Below are the records; collect from them each line containing the string "تنقيح".
══ Entries shown
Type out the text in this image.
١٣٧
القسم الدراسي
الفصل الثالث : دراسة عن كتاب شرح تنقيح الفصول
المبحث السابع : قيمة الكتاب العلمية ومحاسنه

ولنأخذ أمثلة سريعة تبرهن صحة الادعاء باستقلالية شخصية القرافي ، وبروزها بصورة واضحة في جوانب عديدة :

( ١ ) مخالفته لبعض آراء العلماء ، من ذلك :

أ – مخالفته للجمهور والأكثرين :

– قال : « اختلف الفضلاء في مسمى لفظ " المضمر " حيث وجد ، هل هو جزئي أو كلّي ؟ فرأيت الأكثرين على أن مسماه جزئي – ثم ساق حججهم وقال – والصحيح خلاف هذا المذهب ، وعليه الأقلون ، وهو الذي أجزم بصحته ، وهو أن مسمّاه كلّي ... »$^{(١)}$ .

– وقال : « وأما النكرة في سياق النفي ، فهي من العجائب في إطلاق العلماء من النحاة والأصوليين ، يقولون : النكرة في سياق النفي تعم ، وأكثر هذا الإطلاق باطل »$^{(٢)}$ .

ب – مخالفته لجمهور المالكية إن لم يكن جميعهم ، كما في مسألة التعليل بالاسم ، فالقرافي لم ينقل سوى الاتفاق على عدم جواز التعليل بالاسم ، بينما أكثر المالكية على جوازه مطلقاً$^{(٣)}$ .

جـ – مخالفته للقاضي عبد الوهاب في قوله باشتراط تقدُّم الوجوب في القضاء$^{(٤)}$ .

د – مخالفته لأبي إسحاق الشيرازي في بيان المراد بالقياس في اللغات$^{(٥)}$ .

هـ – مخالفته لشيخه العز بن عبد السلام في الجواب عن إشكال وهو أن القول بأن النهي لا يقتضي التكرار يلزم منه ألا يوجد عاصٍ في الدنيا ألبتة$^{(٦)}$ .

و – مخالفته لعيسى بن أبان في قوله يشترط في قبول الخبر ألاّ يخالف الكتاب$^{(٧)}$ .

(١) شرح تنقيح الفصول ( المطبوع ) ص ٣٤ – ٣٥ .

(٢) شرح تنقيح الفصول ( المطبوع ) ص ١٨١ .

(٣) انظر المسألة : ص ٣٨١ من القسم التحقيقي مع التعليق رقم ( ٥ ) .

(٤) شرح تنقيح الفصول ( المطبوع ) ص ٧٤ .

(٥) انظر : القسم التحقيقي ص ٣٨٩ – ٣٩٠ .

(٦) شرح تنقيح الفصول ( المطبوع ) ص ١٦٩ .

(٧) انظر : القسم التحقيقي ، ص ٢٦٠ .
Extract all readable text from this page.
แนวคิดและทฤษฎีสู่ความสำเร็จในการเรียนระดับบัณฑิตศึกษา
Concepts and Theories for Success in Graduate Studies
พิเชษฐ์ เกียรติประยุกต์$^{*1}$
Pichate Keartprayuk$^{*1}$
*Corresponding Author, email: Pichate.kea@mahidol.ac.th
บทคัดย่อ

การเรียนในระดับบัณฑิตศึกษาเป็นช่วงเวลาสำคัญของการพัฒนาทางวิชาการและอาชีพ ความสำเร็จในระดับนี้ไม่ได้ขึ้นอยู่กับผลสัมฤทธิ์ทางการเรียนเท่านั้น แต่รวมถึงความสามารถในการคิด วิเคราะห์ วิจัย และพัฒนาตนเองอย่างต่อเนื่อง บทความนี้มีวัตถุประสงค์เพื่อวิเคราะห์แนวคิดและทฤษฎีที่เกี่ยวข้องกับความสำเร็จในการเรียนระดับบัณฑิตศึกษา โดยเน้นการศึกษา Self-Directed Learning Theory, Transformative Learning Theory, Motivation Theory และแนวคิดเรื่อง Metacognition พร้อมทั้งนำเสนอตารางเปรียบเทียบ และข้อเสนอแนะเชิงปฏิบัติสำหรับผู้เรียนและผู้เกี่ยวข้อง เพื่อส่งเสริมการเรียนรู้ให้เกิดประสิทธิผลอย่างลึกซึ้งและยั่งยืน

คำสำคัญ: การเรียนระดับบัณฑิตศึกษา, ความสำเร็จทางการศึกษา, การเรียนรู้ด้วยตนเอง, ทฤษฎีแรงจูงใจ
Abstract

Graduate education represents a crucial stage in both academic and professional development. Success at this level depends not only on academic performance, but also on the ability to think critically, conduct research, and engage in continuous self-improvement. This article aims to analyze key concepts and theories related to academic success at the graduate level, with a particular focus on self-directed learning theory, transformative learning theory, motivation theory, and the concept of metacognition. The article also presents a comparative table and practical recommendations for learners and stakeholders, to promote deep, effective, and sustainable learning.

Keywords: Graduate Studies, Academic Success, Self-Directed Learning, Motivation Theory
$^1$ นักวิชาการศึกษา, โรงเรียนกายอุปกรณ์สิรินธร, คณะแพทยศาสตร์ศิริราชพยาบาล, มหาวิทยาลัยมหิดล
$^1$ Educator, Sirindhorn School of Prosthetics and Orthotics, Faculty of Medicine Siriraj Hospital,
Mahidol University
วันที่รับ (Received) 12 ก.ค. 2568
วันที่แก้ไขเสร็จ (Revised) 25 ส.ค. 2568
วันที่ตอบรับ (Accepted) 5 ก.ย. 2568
════
Result:
الفصل الثالث : دراسة عن كتاب شرح تنقيح الفصول
(١) شرح تنقيح الفصول ( المطبوع ) ص ٣٤ – ٣٥ .
(٢) شرح تنقيح الفصول ( المطبوع ) ص ١٨١ .
(٤) شرح تنقيح الفصول ( المطبوع ) ص ٧٤ .
(٦) شرح تنقيح الفصول ( المطبوع ) ص ١٦٩ .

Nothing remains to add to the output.